— START Material provided —

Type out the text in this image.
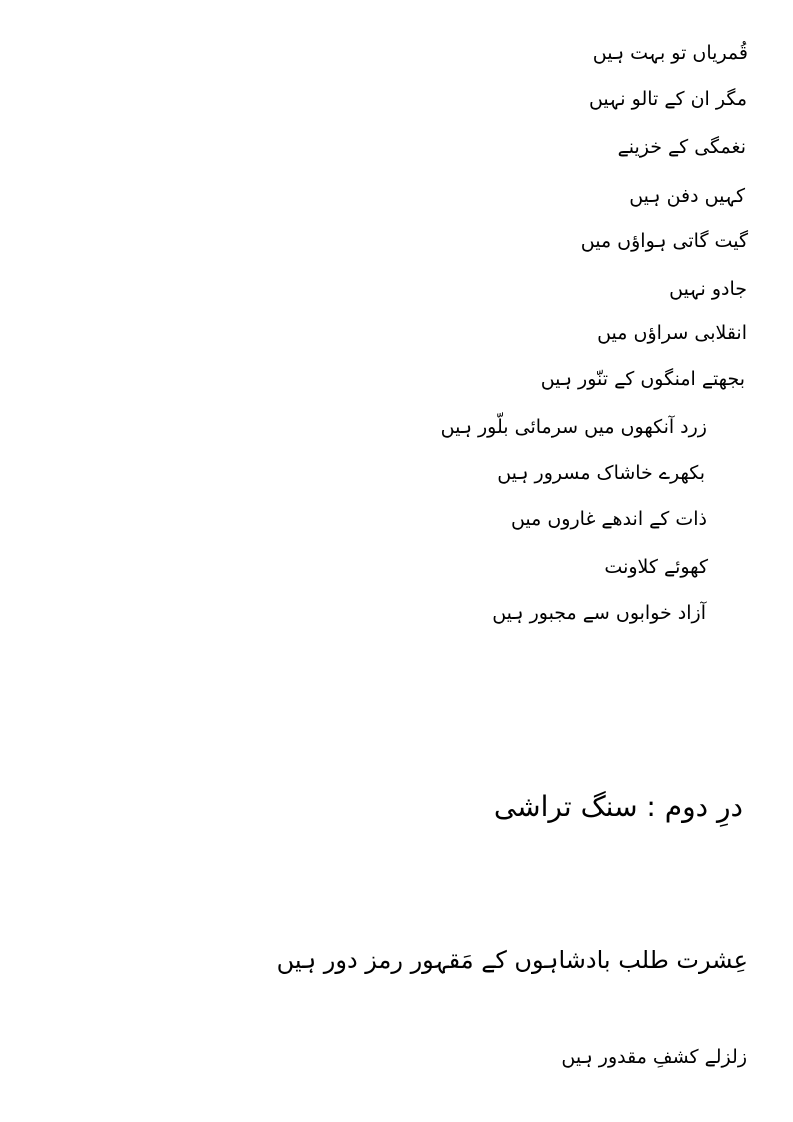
قُمریاں تو بہت ہیں
مگر ان کے تالو نہیں
نغمگی کے خزینے
کہیں دفن ہیں
گیت گاتی ہواؤں میں
جادو نہیں
انقلابی سراؤں میں
بجھتے امنگوں کے تنّور ہیں
زرد آنکھوں میں سرمائی بلّور ہیں
بکھرے خاشاک مسرور ہیں
ذات کے اندھے غاروں میں
کھوئے کلاونت
آزاد خوابوں سے مجبور ہیں
درِ دوم : سنگ تراشی
عِشرت طلب بادشاہوں کے مَقہور رمز دور ہیں
زلزلے کشفِ مقدور ہیں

— END Material provided —

◆ **Work instructions**: Without the pictures, return the entries exactly as they appear.

◆ **The completed task**:
Type out the text in this image.
قُمریاں تو بہت ہیں
مگر ان کے تالو نہیں
نغمگی کے خزینے
کہیں دفن ہیں
گیت گاتی ہواؤں میں
جادو نہیں
انقلابی سراؤں میں
بجھتے امنگوں کے تنّور ہیں
زرد آنکھوں میں سرمائی بلّور ہیں
بکھرے خاشاک مسرور ہیں
ذات کے اندھے غاروں میں
کھوئے کلاونت
آزاد خوابوں سے مجبور ہیں
درِ دوم : سنگ تراشی
عِشرت طلب بادشاہوں کے مَقہور رمز دور ہیں
زلزلے کشفِ مقدور ہیں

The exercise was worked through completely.